━━━ Available data ━━━

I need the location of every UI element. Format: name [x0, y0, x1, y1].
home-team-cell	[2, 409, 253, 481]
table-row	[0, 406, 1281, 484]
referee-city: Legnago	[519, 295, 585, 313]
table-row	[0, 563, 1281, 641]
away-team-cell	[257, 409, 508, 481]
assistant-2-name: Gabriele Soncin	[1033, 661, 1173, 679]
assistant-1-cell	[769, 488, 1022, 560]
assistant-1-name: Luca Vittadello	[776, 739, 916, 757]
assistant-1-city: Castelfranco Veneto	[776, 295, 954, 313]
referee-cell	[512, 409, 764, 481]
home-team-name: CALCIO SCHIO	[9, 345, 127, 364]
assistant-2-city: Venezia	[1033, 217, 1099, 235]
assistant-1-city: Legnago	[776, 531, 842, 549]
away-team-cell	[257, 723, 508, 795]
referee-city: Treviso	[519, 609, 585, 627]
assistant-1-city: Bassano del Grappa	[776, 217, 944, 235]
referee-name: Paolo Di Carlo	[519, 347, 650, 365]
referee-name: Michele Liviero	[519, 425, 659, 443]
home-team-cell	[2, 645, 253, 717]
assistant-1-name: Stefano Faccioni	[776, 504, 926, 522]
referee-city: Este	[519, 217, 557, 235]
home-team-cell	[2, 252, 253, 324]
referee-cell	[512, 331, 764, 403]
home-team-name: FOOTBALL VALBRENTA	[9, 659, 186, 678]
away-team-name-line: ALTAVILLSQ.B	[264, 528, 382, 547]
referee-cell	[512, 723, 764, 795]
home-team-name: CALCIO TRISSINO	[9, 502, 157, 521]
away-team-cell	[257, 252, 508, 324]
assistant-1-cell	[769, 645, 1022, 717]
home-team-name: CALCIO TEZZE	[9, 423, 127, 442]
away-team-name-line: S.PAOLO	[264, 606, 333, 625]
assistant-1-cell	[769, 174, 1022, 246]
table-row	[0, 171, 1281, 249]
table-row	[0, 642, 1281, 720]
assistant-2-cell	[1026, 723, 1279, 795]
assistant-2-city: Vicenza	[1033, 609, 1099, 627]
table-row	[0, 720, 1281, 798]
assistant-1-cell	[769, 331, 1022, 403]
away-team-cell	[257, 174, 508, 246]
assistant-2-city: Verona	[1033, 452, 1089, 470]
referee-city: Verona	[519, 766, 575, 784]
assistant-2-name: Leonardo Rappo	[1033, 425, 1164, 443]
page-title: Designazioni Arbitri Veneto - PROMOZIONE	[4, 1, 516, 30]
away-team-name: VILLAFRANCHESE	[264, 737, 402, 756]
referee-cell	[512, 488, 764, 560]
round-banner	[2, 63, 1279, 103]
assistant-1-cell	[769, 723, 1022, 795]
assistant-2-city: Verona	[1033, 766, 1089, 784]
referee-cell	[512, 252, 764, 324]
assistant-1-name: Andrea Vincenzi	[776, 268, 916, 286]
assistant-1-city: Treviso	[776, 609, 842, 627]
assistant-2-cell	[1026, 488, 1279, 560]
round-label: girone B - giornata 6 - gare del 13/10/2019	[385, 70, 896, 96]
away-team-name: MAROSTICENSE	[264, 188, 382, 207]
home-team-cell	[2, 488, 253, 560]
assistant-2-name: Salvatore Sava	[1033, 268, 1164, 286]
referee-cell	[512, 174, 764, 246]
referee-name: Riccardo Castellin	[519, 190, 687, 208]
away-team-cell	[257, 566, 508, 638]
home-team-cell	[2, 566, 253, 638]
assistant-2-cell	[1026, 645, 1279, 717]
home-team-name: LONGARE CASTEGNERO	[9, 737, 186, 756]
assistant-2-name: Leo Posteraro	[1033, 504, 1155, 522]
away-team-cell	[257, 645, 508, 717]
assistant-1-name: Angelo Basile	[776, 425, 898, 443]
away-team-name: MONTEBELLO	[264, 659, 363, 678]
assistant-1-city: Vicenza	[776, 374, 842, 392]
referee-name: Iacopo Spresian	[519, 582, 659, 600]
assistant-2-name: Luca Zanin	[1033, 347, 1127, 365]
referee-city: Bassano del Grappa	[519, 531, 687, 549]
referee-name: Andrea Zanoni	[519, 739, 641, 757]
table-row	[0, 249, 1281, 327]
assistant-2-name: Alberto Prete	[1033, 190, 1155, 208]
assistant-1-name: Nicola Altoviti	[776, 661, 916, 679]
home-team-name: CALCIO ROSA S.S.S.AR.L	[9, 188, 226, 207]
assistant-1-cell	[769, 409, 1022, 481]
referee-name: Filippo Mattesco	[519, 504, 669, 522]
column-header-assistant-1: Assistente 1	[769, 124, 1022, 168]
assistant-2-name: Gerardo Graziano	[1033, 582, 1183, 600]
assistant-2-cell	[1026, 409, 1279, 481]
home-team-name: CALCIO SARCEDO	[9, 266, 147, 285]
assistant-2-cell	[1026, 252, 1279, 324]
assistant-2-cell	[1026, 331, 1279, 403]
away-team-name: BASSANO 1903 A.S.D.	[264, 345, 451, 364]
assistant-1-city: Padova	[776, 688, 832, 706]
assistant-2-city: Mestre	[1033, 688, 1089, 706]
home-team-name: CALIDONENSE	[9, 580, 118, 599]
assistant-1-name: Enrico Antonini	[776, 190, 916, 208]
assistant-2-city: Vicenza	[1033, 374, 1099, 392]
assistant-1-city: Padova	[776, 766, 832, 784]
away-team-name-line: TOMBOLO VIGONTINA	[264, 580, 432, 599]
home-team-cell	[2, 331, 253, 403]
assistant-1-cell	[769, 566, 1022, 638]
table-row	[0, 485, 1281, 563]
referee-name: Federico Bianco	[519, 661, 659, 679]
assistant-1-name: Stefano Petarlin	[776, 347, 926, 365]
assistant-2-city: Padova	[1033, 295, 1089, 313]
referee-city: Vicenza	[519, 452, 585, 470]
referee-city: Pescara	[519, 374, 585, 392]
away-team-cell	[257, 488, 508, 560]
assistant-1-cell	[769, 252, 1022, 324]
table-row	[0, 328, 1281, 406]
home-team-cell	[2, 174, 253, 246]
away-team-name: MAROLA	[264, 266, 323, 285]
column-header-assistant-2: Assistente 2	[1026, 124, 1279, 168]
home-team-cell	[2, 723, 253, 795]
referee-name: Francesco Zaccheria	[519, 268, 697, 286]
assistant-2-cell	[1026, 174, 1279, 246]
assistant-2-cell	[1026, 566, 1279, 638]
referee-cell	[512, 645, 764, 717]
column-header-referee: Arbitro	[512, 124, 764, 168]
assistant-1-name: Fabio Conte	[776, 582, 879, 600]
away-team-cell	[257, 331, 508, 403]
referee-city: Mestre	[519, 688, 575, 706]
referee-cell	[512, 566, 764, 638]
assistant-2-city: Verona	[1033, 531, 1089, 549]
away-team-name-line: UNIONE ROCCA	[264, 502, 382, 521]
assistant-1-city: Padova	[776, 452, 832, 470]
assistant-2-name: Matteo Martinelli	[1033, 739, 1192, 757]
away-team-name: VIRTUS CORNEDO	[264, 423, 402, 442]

━━━
━━━ Available data ━━━

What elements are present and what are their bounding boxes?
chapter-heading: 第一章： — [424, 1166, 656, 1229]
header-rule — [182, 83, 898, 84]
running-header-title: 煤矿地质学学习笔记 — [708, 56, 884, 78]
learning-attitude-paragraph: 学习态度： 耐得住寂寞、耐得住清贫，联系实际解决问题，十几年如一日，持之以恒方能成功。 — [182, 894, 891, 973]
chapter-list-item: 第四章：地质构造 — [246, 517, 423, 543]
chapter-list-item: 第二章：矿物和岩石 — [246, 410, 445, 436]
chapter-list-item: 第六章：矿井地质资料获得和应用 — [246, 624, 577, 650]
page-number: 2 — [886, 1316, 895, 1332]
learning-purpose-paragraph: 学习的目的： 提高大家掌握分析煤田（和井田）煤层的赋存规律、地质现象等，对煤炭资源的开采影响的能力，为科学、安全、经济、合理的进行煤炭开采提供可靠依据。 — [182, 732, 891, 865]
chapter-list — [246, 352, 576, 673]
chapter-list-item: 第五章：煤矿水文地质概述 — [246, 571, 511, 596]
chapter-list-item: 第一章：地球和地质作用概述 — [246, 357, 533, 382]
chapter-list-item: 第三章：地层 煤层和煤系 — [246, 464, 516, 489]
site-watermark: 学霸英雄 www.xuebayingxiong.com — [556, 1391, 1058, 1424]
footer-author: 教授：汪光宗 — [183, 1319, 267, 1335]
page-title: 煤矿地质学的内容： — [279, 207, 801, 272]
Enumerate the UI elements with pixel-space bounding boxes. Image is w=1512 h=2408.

━━━

**Work to be completed:**
Copy word for word the lines from the one containing "I need the location" through the one containing "504, 926, 522]", including both of those lines.

**Solution to this exercise:**
I need the location of every UI element. Format: name [x0, y0, x1, y1].
home-team-cell	[2, 409, 253, 481]
table-row	[0, 406, 1281, 484]
referee-city: Legnago	[519, 295, 585, 313]
table-row	[0, 563, 1281, 641]
away-team-cell	[257, 409, 508, 481]
assistant-2-name: Gabriele Soncin	[1033, 661, 1173, 679]
assistant-1-cell	[769, 488, 1022, 560]
assistant-1-name: Luca Vittadello	[776, 739, 916, 757]
assistant-1-city: Castelfranco Veneto	[776, 295, 954, 313]
referee-cell	[512, 409, 764, 481]
home-team-name: CALCIO SCHIO	[9, 345, 127, 364]
assistant-2-city: Venezia	[1033, 217, 1099, 235]
assistant-1-city: Legnago	[776, 531, 842, 549]
away-team-cell	[257, 723, 508, 795]
referee-city: Treviso	[519, 609, 585, 627]
assistant-1-city: Bassano del Grappa	[776, 217, 944, 235]
referee-name: Paolo Di Carlo	[519, 347, 650, 365]
referee-name: Michele Liviero	[519, 425, 659, 443]
home-team-cell	[2, 645, 253, 717]
assistant-1-name: Stefano Faccioni	[776, 504, 926, 522]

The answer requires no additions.